Exercise ▸ Extract all lines that hold "roosterpapier" from the records below.

[start Data extract]

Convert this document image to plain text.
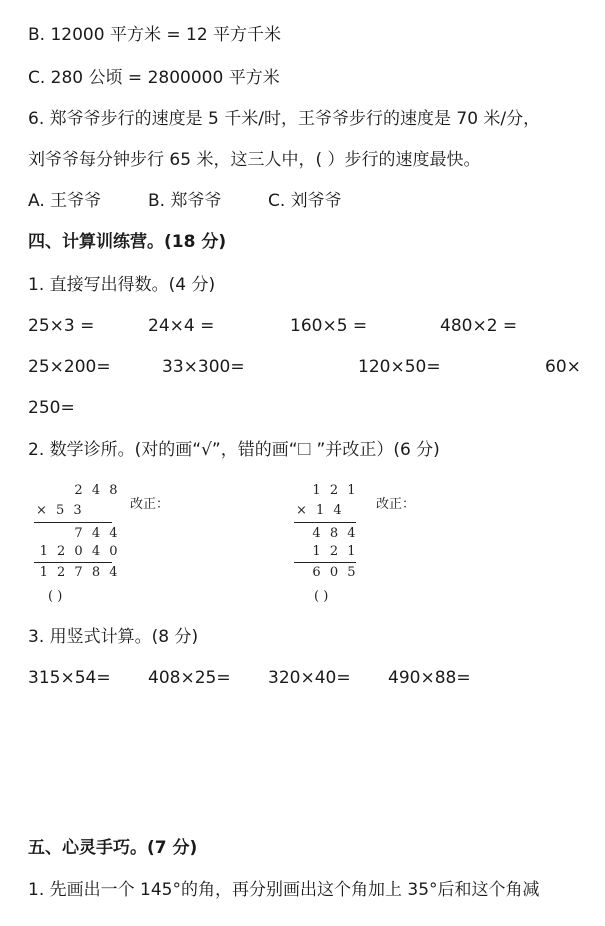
B. 12000 平方米 = 12 平方千米
C. 280 公顷 = 2800000 平方米
6. 郑爷爷步行的速度是 5 千米/时，王爷爷步行的速度是 70 米/分，
刘爷爷每分钟步行 65 米，这三人中，( ）步行的速度最快。
A. 王爷爷	B. 郑爷爷	C. 刘爷爷
四、计算训练营。(18 分)
1. 直接写出得数。(4 分)
25×3 =	24×4 =	160×5 =	480×2 =
25×200=	33×300=	120×50=	60×
250=
2. 数学诊所。(对的画“√”，错的画“🞎 ”并改正）(6 分)
2 4 8
× 5 3
7 4 4
1 2 0 4 0
1 2 7 8 4
( )
改正：
1 2 1
× 1 4
4 8 4
1 2 1
6 0 5
( )
改正：
3. 用竖式计算。(8 分)
315×54= 408×25= 320×40= 490×88=
五、心灵手巧。(7 分)
1. 先画出一个 145°的角，再分别画出这个角加上 35°后和这个角减
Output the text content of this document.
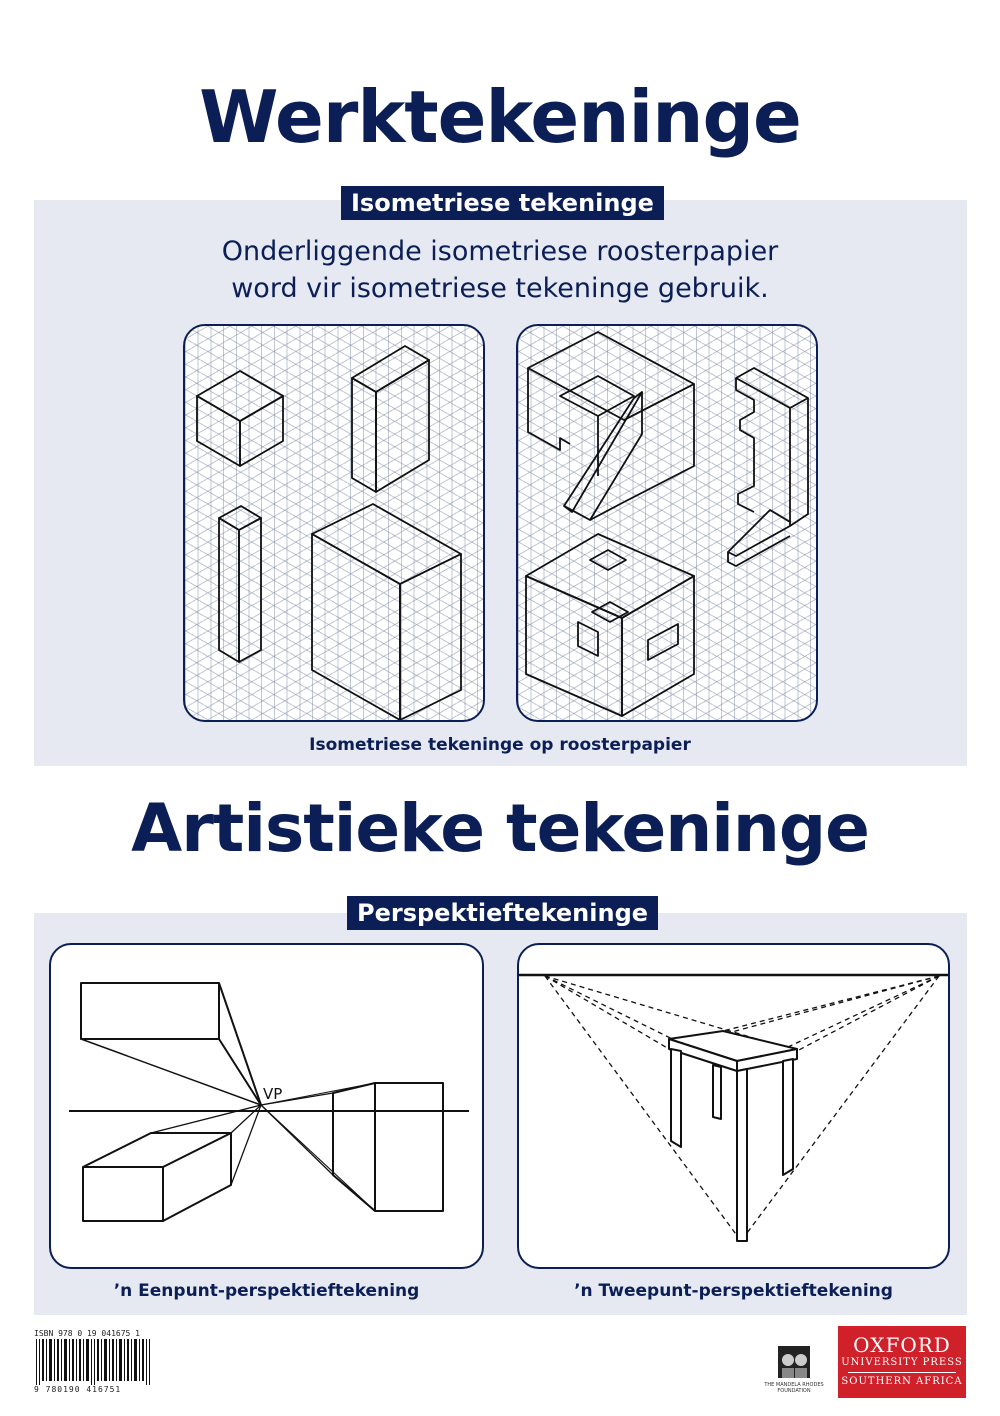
Werktekeninge
Isometriese tekeninge
Onderliggende isometriese roosterpapier
word vir isometriese tekeninge gebruik.
Isometriese tekeninge op roosterpapier
Artistieke tekeninge
Perspektieftekeninge
VP
’n Eenpunt-perspektieftekening	’n Tweepunt-perspektieftekening
ISBN 978 0 19 041675 1
9 780190 416751	THE MANDELA RHODES FOUNDATION
OXFORD
UNIVERSITY PRESS
SOUTHERN AFRICA
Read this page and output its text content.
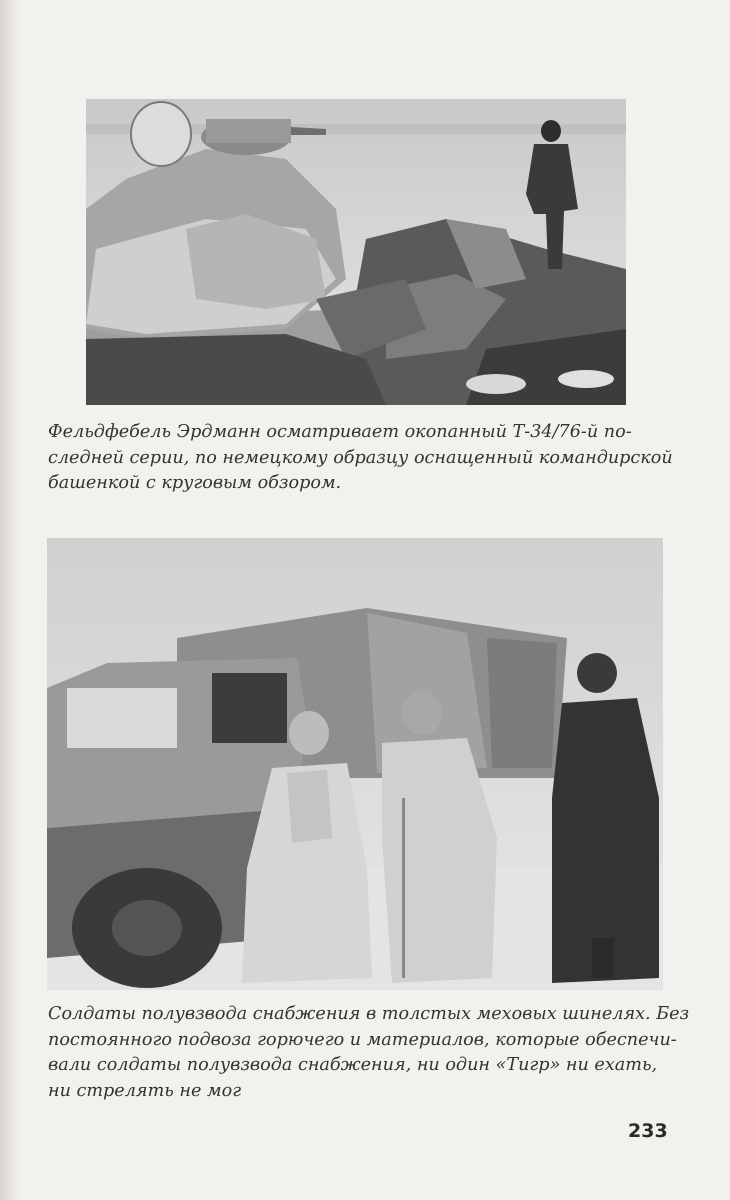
Фельдфебель Эрдманн осматривает окопанный Т-34/76-й по-
следней серии, по немецкому образцу оснащенный командирской
башенкой с круговым обзором.
Солдаты полувзвода снабжения в толстых меховых шинелях. Без
постоянного подвоза горючего и материалов, которые обеспечи-
вали солдаты полувзвода снабжения, ни один «Тигр» ни ехать,
ни стрелять не мог
233
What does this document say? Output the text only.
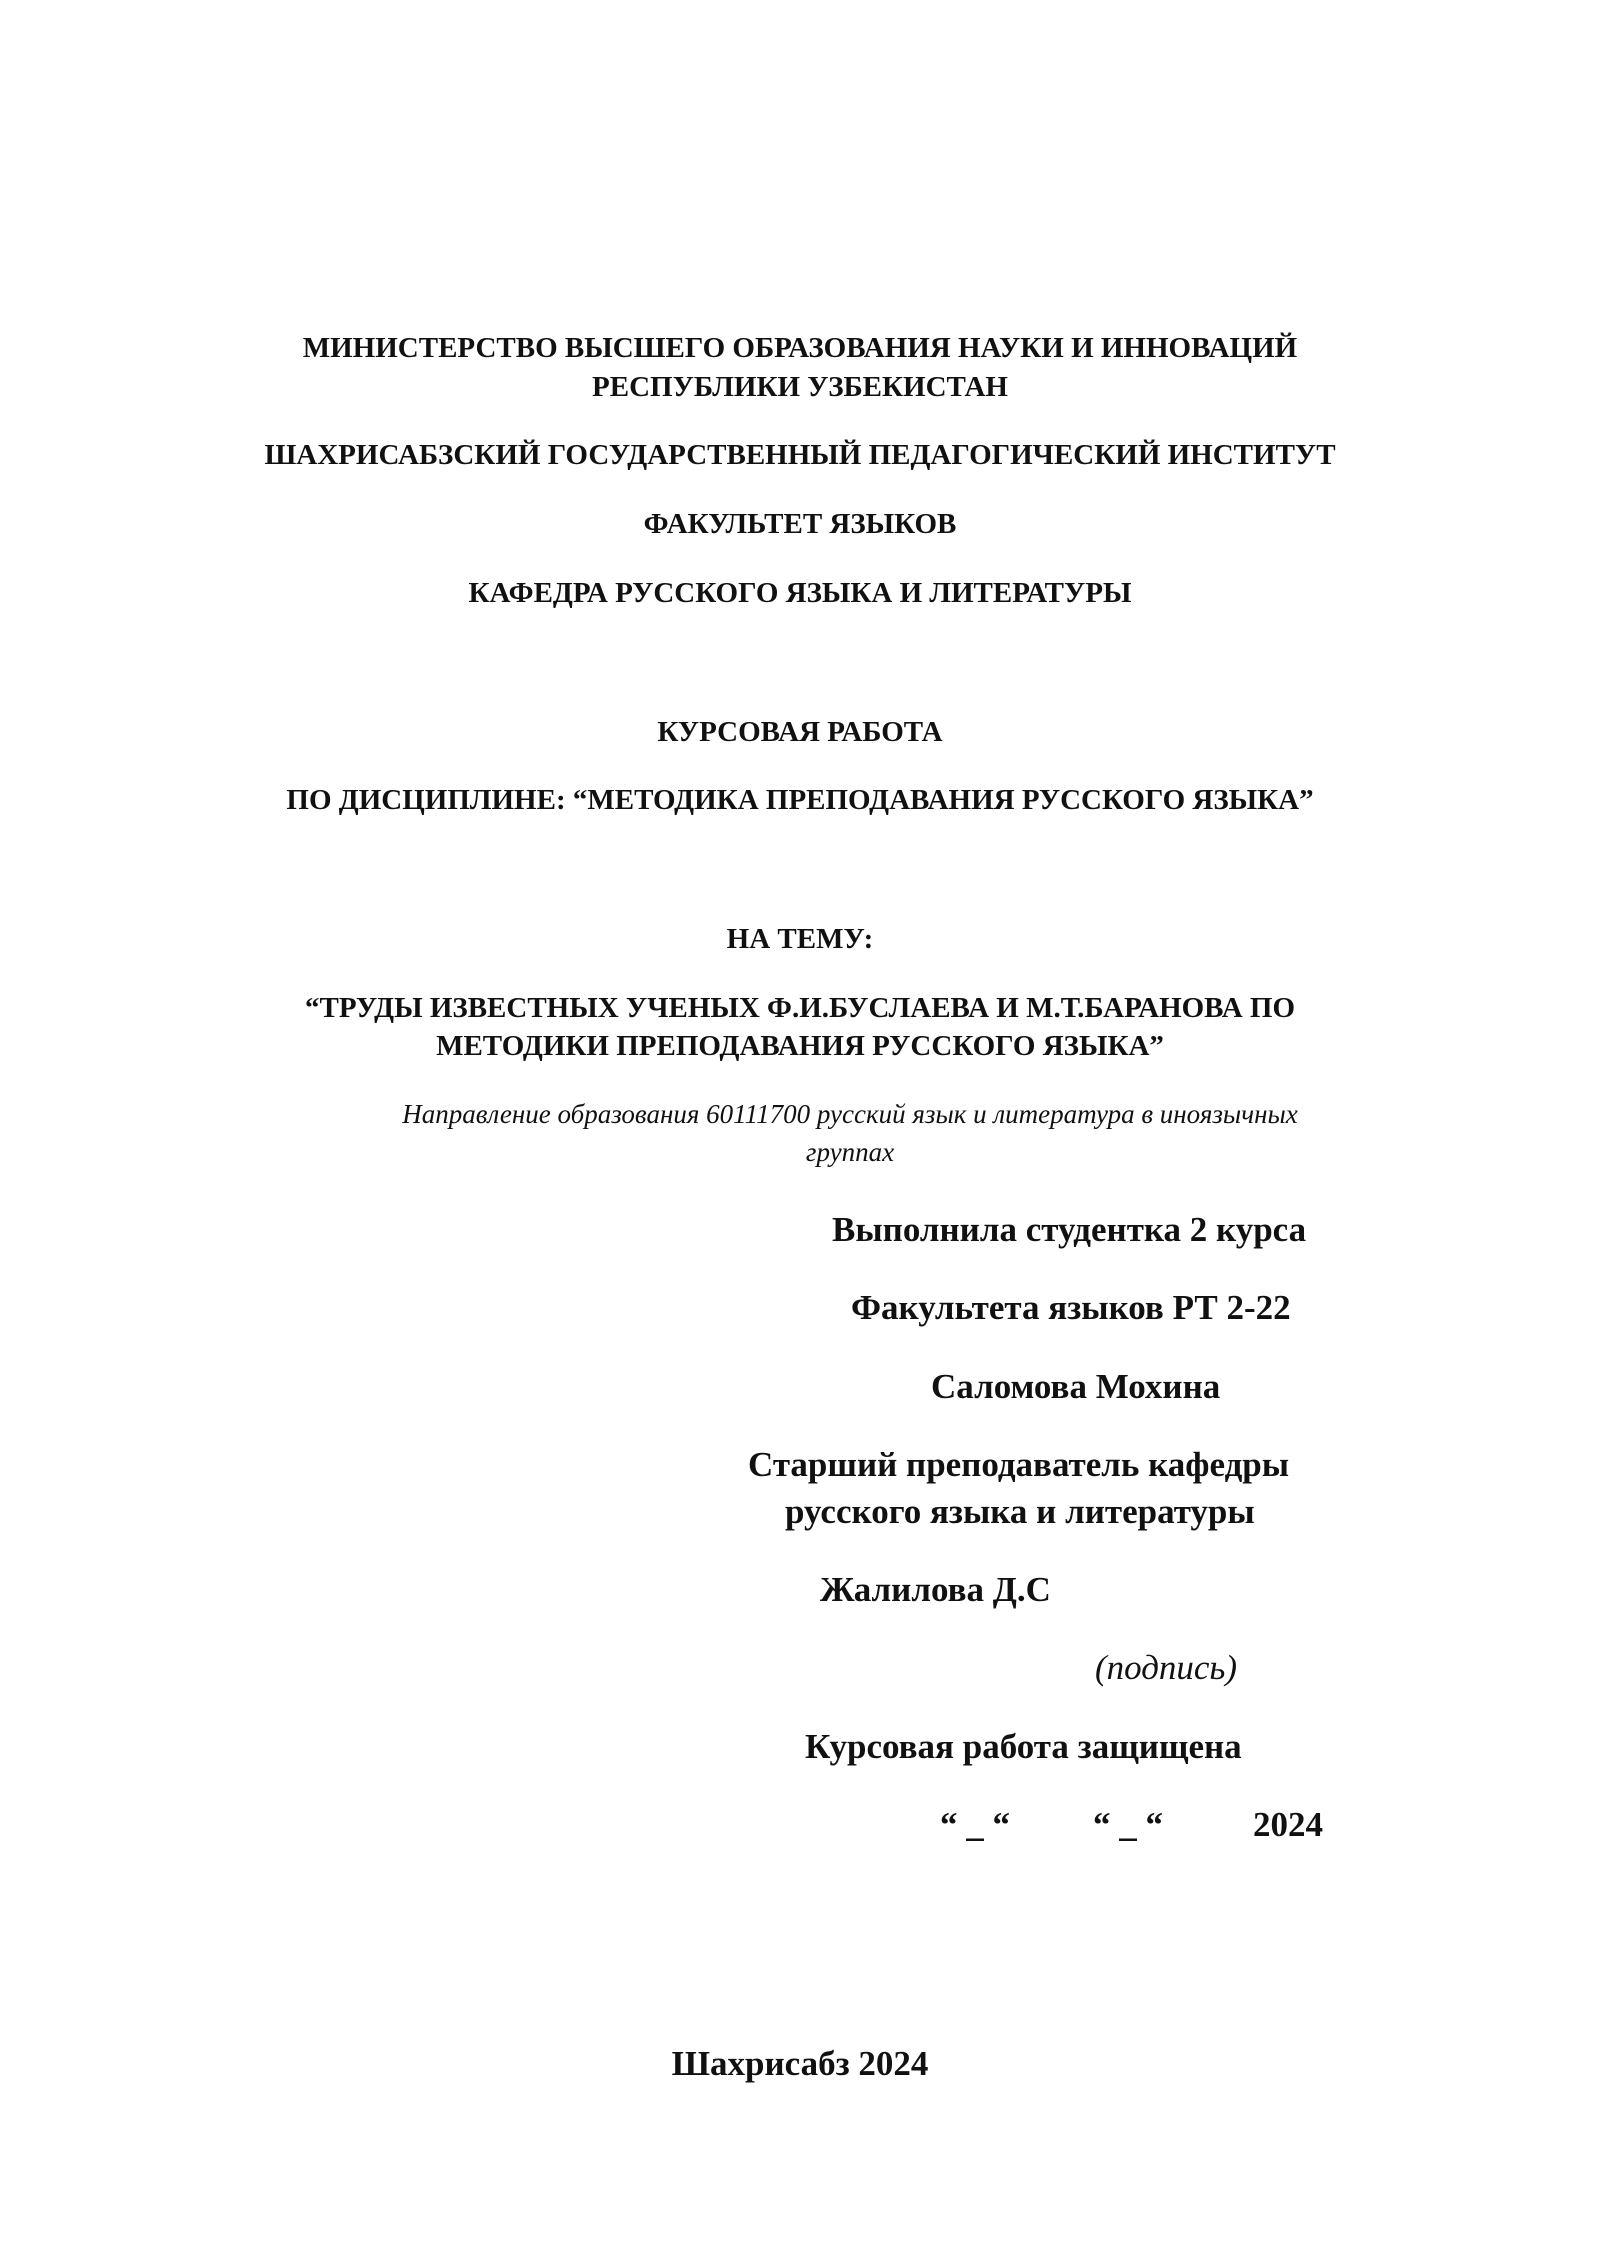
МИНИСТЕРСТВО ВЫСШЕГО ОБРАЗОВАНИЯ НАУКИ И ИННОВАЦИЙ
РЕСПУБЛИКИ УЗБЕКИСТАН
ШАХРИСАБЗСКИЙ ГОСУДАРСТВЕННЫЙ ПЕДАГОГИЧЕСКИЙ ИНСТИТУТ
ФАКУЛЬТЕТ ЯЗЫКОВ
КАФЕДРА РУССКОГО ЯЗЫКА И ЛИТЕРАТУРЫ
КУРСОВАЯ РАБОТА
ПО ДИСЦИПЛИНЕ: “МЕТОДИКА ПРЕПОДАВАНИЯ РУССКОГО ЯЗЫКА”
НА ТЕМУ:
“ТРУДЫ ИЗВЕСТНЫХ УЧЕНЫХ Ф.И.БУСЛАЕВА И М.Т.БАРАНОВА ПО
МЕТОДИКИ ПРЕПОДАВАНИЯ РУССКОГО ЯЗЫКА”
Направление образования 60111700 русский язык и литература в иноязычных
группах
Выполнила студентка 2 курса
Факультета языков РТ 2-22
Саломова Мохина
Старший преподаватель кафедры
русского языка и литературы
Жалилова Д.С
(подпись)
Курсовая работа защищена
“ _ “ “ _ “	2024
Шахрисабз 2024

[end Data extract]

Expected output ▸
Onderliggende isometriese roosterpapier
Isometriese tekeninge op roosterpapier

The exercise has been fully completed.